**TRECHO DO TEXTO:**

**********

A polarização ideológica, acutizada durante a campanha, permanece durante os debates. É como se a campanha não tivesse terminado. Está faltando nas arenas parlamentares vozes de bom senso. Alguém que proponha que as armas sejam colocadas no chão e se trave um diálogo minimamente educado e produtivo. Impossível chegar-se a qualquer ponto que represente um avanço nos impasses em que o país está entalado se ambas as partes – e só sobraram duas! – não se conscientizarem de que o país é infinitamente superior às disputas miúdas pelo poder a qualquer custo.
A boçalidade dos bolsonaristas
Os bolsonaristas pronunciam-se num grau de boçalidade que estarrece quem acompanhou os representantes da ditadura nas tribunas parlamentares. Sim, em plena ditadura havia mais respeito, ponderação, e até, vá lá, inteligência. Integrantes dos partidos de apoio ao novo governo gastam saliva e paciência de quem assiste com louvaminhas a Bolsonaro e críticas à oposição, principalmente ao PT pela corrupção, enquanto escondem o Queiroz debaixo do tapete, juntamente com aqueles 24 mil da primeira dama. E o suco de laranja escorrendo pela sala.

**********

[Listagens de elementos e regiões]
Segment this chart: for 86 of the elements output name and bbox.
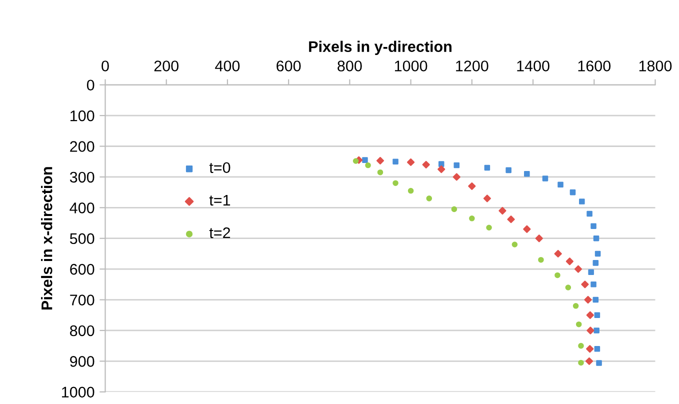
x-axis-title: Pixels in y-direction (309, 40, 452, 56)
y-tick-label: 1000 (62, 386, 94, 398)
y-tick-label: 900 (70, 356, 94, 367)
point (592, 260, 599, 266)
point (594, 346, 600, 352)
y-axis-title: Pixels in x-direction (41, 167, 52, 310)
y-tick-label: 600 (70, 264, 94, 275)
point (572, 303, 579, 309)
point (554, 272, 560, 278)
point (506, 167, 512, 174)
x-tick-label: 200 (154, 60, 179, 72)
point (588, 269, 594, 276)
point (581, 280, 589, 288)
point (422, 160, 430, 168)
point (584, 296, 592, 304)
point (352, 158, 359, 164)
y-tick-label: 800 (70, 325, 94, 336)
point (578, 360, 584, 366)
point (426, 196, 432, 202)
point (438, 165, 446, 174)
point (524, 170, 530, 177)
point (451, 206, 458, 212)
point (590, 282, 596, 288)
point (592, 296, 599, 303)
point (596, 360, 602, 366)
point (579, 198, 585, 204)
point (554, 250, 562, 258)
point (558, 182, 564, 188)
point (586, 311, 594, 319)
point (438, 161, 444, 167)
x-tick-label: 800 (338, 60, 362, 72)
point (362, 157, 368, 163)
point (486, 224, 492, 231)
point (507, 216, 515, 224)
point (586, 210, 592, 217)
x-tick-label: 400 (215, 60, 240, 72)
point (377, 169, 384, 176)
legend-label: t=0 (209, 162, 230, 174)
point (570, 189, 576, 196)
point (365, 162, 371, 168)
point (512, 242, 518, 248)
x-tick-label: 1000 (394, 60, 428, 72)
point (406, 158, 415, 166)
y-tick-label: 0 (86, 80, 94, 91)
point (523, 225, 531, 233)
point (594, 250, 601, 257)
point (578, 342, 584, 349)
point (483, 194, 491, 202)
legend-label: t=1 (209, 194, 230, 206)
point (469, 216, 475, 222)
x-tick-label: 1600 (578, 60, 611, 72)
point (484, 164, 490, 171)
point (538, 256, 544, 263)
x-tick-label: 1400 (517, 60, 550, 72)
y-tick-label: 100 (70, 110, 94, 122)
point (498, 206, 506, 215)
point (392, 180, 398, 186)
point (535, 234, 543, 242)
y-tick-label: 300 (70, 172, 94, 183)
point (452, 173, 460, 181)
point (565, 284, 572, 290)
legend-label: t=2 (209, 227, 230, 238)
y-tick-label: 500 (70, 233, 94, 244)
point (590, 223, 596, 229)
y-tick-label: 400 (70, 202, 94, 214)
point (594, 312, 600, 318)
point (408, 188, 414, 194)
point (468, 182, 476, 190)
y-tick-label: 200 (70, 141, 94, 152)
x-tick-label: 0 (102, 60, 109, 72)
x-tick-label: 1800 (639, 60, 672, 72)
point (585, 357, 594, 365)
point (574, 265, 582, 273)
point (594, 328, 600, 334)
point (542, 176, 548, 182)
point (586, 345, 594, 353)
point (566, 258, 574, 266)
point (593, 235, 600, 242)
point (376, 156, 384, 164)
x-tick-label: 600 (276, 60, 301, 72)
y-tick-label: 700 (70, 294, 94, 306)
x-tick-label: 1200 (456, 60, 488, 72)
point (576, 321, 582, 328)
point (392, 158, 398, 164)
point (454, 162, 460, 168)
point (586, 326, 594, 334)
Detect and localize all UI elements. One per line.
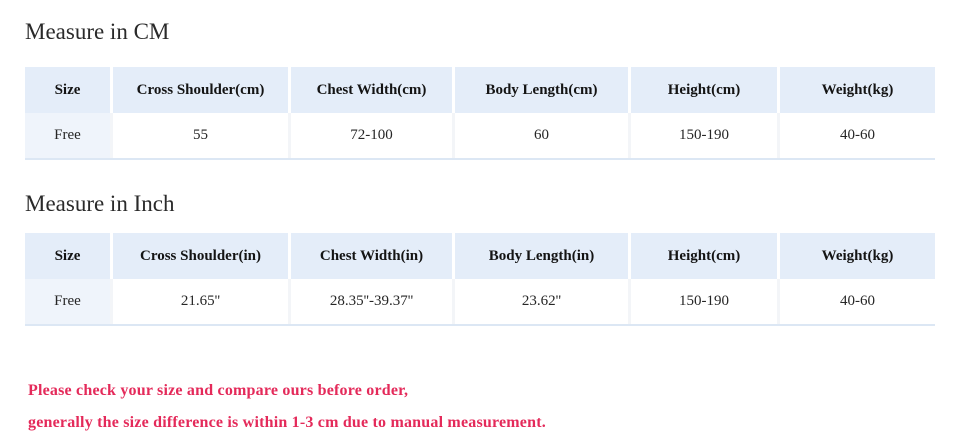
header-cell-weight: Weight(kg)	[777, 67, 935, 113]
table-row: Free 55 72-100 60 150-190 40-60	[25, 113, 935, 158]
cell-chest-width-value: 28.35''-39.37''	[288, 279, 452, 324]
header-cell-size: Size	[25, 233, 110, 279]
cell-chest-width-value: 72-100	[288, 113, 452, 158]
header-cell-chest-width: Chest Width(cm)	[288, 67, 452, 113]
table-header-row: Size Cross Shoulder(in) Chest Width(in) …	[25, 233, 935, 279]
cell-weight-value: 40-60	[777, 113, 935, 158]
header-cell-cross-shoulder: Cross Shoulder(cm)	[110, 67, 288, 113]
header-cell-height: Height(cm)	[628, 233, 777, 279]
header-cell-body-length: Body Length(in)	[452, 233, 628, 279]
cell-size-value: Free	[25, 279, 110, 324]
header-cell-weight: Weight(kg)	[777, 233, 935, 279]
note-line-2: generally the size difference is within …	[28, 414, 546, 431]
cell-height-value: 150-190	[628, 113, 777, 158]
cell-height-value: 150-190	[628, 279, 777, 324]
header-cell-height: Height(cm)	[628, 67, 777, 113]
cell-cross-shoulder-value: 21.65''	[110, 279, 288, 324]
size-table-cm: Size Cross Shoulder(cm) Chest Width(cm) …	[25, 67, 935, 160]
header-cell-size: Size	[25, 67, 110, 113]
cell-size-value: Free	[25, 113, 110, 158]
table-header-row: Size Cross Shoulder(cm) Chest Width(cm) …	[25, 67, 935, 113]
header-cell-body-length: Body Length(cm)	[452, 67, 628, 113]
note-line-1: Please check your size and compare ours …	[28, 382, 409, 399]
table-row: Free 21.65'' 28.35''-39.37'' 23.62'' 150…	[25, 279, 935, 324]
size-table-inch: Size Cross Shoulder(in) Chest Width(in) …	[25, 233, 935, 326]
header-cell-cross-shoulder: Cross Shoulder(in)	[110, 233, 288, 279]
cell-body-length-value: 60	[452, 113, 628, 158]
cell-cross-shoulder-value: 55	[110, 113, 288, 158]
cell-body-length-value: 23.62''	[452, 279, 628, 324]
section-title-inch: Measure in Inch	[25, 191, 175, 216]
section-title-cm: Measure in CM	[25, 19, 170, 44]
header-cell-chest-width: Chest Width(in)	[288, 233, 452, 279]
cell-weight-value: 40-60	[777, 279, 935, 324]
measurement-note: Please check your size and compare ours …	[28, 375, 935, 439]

**********

**TAREFAS A FAZER:**
a: Transcreva o trecho sobre a polarização política de "A boçalidade dos" até "escorrendo pela sala.", incluindo esses dois pontos.
b: Segundo o trecho sobre a polarização política, o que havia mais em plena ditadura? Cite tudo o que ele menciona.
c: No trecho sobre a polarização política, qual partido da oposição é o principal alvo das críticas dos governistas, e por qual motivo?

**EXERCÍCIO RESOLVIDO:**
a:
A boçalidade dos bolsonaristas
Os bolsonaristas pronunciam-se num grau de boçalidade que estarrece quem acompanhou os representantes da ditadura nas tribunas parlamentares. Sim, em plena ditadura havia mais respeito, ponderação, e até, vá lá, inteligência. Integrantes dos partidos de apoio ao novo governo gastam saliva e paciência de quem assiste com louvaminhas a Bolsonaro e críticas à oposição, principalmente ao PT pela corrupção, enquanto escondem o Queiroz debaixo do tapete, juntamente com aqueles 24 mil da primeira dama. E o suco de laranja escorrendo pela sala.

b: Respeito, ponderação e inteligência.

c: O PT, pela corrupção.